--- Exercise ---
Find how many lines of the listing include the string "score", and report only that figure.

--- Available records ---
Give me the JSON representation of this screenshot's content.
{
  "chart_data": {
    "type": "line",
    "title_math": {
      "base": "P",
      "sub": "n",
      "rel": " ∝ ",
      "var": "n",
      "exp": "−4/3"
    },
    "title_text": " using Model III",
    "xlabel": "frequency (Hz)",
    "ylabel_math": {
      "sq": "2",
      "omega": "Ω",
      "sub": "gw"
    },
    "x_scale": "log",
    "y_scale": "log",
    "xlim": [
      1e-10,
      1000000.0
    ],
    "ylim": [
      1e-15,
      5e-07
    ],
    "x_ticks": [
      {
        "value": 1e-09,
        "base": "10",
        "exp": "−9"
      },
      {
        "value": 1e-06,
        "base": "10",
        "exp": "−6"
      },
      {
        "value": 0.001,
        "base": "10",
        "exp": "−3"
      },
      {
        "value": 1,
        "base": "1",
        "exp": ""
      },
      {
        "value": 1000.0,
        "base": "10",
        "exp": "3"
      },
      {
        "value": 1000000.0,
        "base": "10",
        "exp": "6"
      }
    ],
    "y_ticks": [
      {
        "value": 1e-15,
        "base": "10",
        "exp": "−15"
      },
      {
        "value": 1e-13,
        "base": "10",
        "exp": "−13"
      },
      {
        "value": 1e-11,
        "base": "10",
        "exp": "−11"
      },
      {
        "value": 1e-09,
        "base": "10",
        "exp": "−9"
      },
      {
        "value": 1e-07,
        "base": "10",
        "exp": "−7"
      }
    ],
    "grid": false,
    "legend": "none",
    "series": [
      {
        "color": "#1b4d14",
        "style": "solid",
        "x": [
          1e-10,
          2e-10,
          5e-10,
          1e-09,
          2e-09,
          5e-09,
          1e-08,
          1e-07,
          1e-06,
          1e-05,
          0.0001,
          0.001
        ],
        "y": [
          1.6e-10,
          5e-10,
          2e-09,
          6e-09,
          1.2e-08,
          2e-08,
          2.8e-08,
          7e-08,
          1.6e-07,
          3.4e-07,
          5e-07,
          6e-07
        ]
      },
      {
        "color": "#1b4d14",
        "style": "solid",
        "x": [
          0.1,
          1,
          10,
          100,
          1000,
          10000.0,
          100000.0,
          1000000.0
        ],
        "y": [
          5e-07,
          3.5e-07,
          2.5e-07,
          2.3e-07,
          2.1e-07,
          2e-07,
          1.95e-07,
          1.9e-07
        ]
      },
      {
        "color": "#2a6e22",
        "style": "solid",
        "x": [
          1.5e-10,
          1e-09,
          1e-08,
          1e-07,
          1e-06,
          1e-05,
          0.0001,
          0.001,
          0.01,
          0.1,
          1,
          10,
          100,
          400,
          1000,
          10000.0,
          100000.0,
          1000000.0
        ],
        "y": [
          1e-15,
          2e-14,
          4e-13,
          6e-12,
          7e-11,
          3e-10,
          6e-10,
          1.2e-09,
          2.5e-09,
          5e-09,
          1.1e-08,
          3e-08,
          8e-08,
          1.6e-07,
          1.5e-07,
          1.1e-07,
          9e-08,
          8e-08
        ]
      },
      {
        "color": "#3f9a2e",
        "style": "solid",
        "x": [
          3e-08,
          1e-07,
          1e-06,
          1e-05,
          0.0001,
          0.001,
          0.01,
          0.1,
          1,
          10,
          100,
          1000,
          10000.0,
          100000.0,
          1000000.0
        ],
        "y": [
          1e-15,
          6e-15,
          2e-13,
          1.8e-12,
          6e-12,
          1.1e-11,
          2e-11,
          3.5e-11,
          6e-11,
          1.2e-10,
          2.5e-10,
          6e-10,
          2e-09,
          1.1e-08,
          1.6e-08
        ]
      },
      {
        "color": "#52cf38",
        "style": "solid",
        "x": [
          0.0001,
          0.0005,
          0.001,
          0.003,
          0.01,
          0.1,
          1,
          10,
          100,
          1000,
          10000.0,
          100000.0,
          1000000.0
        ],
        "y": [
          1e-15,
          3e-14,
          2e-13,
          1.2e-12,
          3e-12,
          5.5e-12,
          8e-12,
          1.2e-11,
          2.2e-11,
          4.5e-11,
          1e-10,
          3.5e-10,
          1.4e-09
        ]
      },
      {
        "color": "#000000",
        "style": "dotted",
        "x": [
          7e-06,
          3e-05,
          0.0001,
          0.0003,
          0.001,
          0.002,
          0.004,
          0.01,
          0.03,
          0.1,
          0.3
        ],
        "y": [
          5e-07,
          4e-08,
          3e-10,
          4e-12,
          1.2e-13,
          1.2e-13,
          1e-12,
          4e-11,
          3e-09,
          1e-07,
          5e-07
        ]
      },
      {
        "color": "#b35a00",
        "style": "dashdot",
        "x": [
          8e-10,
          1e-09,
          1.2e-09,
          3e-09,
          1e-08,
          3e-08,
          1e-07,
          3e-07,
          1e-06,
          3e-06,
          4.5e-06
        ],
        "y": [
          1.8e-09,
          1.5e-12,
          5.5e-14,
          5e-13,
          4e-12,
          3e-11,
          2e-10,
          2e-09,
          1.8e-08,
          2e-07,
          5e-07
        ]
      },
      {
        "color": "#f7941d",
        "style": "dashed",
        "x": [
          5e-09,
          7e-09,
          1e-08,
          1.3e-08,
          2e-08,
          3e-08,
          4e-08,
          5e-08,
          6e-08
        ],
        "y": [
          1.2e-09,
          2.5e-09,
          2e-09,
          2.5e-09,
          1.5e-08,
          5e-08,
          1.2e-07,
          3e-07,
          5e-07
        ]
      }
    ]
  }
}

---

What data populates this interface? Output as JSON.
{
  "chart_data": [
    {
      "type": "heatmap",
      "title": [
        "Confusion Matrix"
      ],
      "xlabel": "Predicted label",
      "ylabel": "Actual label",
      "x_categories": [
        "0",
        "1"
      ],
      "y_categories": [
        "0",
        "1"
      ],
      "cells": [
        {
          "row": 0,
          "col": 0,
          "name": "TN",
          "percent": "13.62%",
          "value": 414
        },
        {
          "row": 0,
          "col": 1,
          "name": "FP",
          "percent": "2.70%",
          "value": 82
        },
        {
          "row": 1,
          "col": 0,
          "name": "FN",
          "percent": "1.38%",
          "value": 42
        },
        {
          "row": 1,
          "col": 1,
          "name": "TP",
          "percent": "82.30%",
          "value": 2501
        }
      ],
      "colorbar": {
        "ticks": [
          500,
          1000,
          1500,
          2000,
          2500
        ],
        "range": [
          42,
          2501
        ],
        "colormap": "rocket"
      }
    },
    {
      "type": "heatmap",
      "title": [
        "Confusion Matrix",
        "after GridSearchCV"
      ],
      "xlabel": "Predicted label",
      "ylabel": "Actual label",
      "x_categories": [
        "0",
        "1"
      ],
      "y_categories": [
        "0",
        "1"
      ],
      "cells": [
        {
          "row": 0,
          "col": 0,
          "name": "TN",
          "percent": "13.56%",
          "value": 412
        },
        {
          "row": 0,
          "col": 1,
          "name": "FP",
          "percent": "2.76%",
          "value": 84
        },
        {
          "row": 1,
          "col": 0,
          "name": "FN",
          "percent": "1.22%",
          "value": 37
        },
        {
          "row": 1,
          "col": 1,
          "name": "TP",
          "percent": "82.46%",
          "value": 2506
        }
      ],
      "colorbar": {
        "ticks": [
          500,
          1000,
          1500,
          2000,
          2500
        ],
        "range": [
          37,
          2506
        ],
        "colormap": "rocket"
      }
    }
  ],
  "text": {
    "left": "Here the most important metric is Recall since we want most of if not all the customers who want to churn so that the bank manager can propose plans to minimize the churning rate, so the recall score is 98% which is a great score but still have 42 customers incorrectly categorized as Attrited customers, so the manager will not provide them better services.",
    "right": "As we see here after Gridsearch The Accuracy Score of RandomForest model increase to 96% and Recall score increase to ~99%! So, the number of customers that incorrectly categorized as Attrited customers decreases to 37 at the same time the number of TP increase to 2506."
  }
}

--- Exercise output ---
2